*** Exercise input
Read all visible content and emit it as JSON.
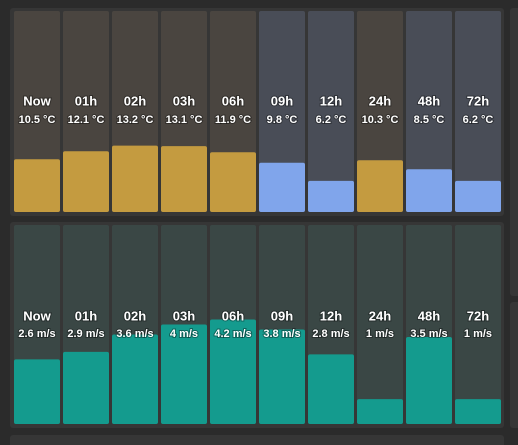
{
  "chart_data": [
    {
      "type": "bar",
      "categories": [
        "Now",
        "01h",
        "02h",
        "03h",
        "06h",
        "09h",
        "12h",
        "24h",
        "48h",
        "72h"
      ],
      "values": [
        10.5,
        12.1,
        13.2,
        13.1,
        11.9,
        9.8,
        6.2,
        10.3,
        8.5,
        6.2
      ],
      "value_labels": [
        "10.5 °C",
        "12.1 °C",
        "13.2 °C",
        "13.1 °C",
        "11.9 °C",
        "9.8 °C",
        "6.2 °C",
        "10.3 °C",
        "8.5 °C",
        "6.2 °C"
      ],
      "colors": [
        "#c49b40",
        "#c49b40",
        "#c49b40",
        "#c49b40",
        "#c49b40",
        "#80a5eb",
        "#80a5eb",
        "#c49b40",
        "#80a5eb",
        "#80a5eb"
      ],
      "backgrounds": [
        "#4a4540",
        "#4a4540",
        "#4a4540",
        "#4a4540",
        "#4a4540",
        "#494d57",
        "#494d57",
        "#4a4540",
        "#494d57",
        "#494d57"
      ],
      "ylim": [
        0,
        40
      ]
    },
    {
      "type": "bar",
      "categories": [
        "Now",
        "01h",
        "02h",
        "03h",
        "06h",
        "09h",
        "12h",
        "24h",
        "48h",
        "72h"
      ],
      "values": [
        2.6,
        2.9,
        3.6,
        4,
        4.2,
        3.8,
        2.8,
        1,
        3.5,
        1
      ],
      "value_labels": [
        "2.6 m/s",
        "2.9 m/s",
        "3.6 m/s",
        "4 m/s",
        "4.2 m/s",
        "3.8 m/s",
        "2.8 m/s",
        "1 m/s",
        "3.5 m/s",
        "1 m/s"
      ],
      "color": "#149b8e",
      "background": "#3a4745",
      "ylim": [
        0,
        8
      ]
    }
  ]
}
******
# Prompt
Every line of the material is to be quoted exactly, with no pictures carried over.

# Correct response
Read all visible content and emit it as JSON.
{
  "chart_data": [
    {
      "type": "bar",
      "categories": [
        "Now",
        "01h",
        "02h",
        "03h",
        "06h",
        "09h",
        "12h",
        "24h",
        "48h",
        "72h"
      ],
      "values": [
        10.5,
        12.1,
        13.2,
        13.1,
        11.9,
        9.8,
        6.2,
        10.3,
        8.5,
        6.2
      ],
      "value_labels": [
        "10.5 °C",
        "12.1 °C",
        "13.2 °C",
        "13.1 °C",
        "11.9 °C",
        "9.8 °C",
        "6.2 °C",
        "10.3 °C",
        "8.5 °C",
        "6.2 °C"
      ],
      "colors": [
        "#c49b40",
        "#c49b40",
        "#c49b40",
        "#c49b40",
        "#c49b40",
        "#80a5eb",
        "#80a5eb",
        "#c49b40",
        "#80a5eb",
        "#80a5eb"
      ],
      "backgrounds": [
        "#4a4540",
        "#4a4540",
        "#4a4540",
        "#4a4540",
        "#4a4540",
        "#494d57",
        "#494d57",
        "#4a4540",
        "#494d57",
        "#494d57"
      ],
      "ylim": [
        0,
        40
      ]
    },
    {
      "type": "bar",
      "categories": [
        "Now",
        "01h",
        "02h",
        "03h",
        "06h",
        "09h",
        "12h",
        "24h",
        "48h",
        "72h"
      ],
      "values": [
        2.6,
        2.9,
        3.6,
        4,
        4.2,
        3.8,
        2.8,
        1,
        3.5,
        1
      ],
      "value_labels": [
        "2.6 m/s",
        "2.9 m/s",
        "3.6 m/s",
        "4 m/s",
        "4.2 m/s",
        "3.8 m/s",
        "2.8 m/s",
        "1 m/s",
        "3.5 m/s",
        "1 m/s"
      ],
      "color": "#149b8e",
      "background": "#3a4745",
      "ylim": [
        0,
        8
      ]
    }
  ]
}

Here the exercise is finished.